A Romantic New Clothing Line With Hidden Quirks


In February, the designer Meruert Tolegen made her New York Fashion Week debut in the midst of a winter storm. As snow fell outside the windows of her chosen venue, a former shopping arcade in Chinatown, models walked in fittingly romantic clothes, including a Pierrot-inspired black silk dress with beaded flowers; an ivory smocked, embroidered-lace dress with panniers; and an enveloping white satin puffer coat with a dainty floral print. Emphasizing the moment’s synergy were the show notes, which included a passage from the Belgian writer Paul Willems’s 1983 story collection, “The Cathedral of Mist.” An excerpt: “The sound of our voices changed and bent, too, beneath the whiteness, while the flakes piled on our clothes and hats.”

It was a notably serene show, and one that announced the arrival of a new talent. Tolegen, 32, who previously showed collections in Paris, makes personality-suffused clothes rich in both trimmings and technical skill. And, though her work has hints of the antique — “When I say I like vintage, I mean the 1800s,” she says — it also feels modern and fresh. Her namesake brand was born out of La Petite Anaïs, an online children’s clothing retailer that Tolegen, who’d begun her career as a scientific researcher, launched in 2019. Soon after, she added an in-house line of her own designs; among the current offerings are a jacquard coat with a Peter Pan collar and a motif of strawberry vines, and a pink lace dress with a rosebud-strewn yoke. Having decided she might like to wear something similar, she started posting women’s looks on Instagram in 2020, though her love of beauty and craftsmanship was established long before.

Until settling with her family in the San Francisco Bay Area at age 10, Tolegen grew up in Almaty, the largest city in Kazakhstan, and spent much of her time at her grandparents’ house, which had a yellow facade and a wraparound garden she’d help her grandmother tend. “At night, these big beetles, maybe two inches wide and all green and blue and pink, would gather around the lights,” she recalls. During the colder months, she’d knit and crochet with her grandmother, surrounded by the rugs and pottery that Tolegen’s grandfather had picked up on his travels. At the top of the house was a cupola, whose interior, with its low table and myriad korpe — hand-stitched patchwork tapestries — resembled a yurt and, whenever Tolegen felt upset or otherwise moved, she’d climb the staircase to the dome and draw pictures of the Trans-Ili Alatau mountains, which border the city to the south.

**RAW DATA**
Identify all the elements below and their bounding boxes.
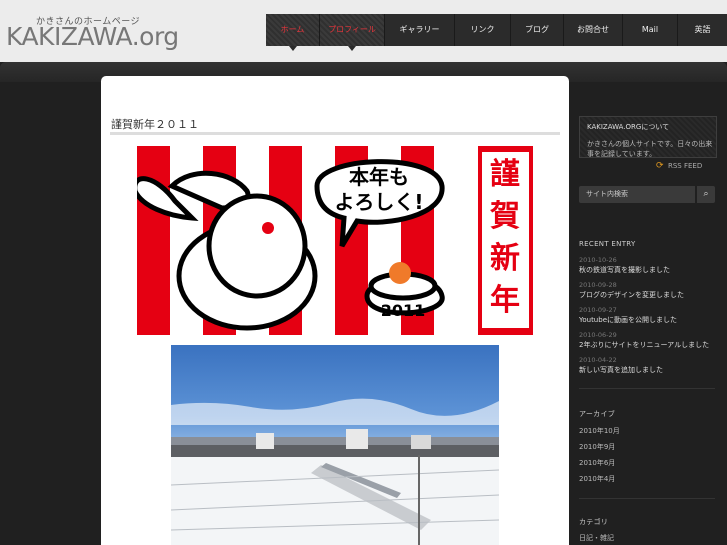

**THE TASKS**
1/ According to the profile of Meruert Tolegen, what online children's clothing retailer did she launch in 2019?
2/ Carry on the profile of Meruert Tolegen from its final sentence.
The material has no connection to the profile of Meruert Tolegen.

**RESULTS IN ORDER**
1/ La Petite Anaïs

2/
Her women’s line started as its own art project: “I kind of just made what was inside my head,” she says, adding that it has since become more wearable. The voluminous but lightweight Pierrot dress, for instance, is an update of one of her earliest designs, originally made from a prohibitively heavy velvet. Her clothes, which are hand-knit and -embellished in New York, where she’s lived since 2013, have also become more grown up. “When you have a child you’re dressing, they have this cuteness about them and you want some of that cuteness yourself, but a little bit of that has faded away,” says Tolegen, whose daughter, Anaïs, is now 7. “Being a mother was such a big part of my identity, but now I’m coming back to myself and rediscovering who I am.”

One way Tolegen cuts the sweetness is with sharp tailoring. “Let’s say you’re wearing one of the dresses with the floral print and the lace and the bows, but then you pair it with what almost looks like a tail coat,” says the designer, who also combines sensibilities within individual pieces, like a pleated twill skirt with a flash of lace that interrupts the garment’s clean lines. “I know it’s just one skirt, but I think it really gets at the notion of a woman being both strong and soft,” she says.

But Tolegen’s vision extends beyond a single gender — she challenged herself by showing a few men’s looks in February — and her line’s admirers aren’t limited by age, either. When the designer held a presentation in her home country last year, her grandmother’s cousin, who is in her early 80s, arrived in one of the brand’s pieces, a satin coat splashed with images of fruit, flowers and rabbits. What Tolegen’s fans share, in her eyes, is an artistic streak, and perhaps a sense of humor — because she enjoys a bit of whimsical irreverence. The dainty print on the puffer coat, for example, features ghostly figures flying through ranunculus in the nude, and a print from last season incorporates creatures that are part-woman and part-swan. “It’s almost like a secret,” she says. “If you really look, you’ll see it. Otherwise, it just seems like a cute floral print with ladies in dresses.”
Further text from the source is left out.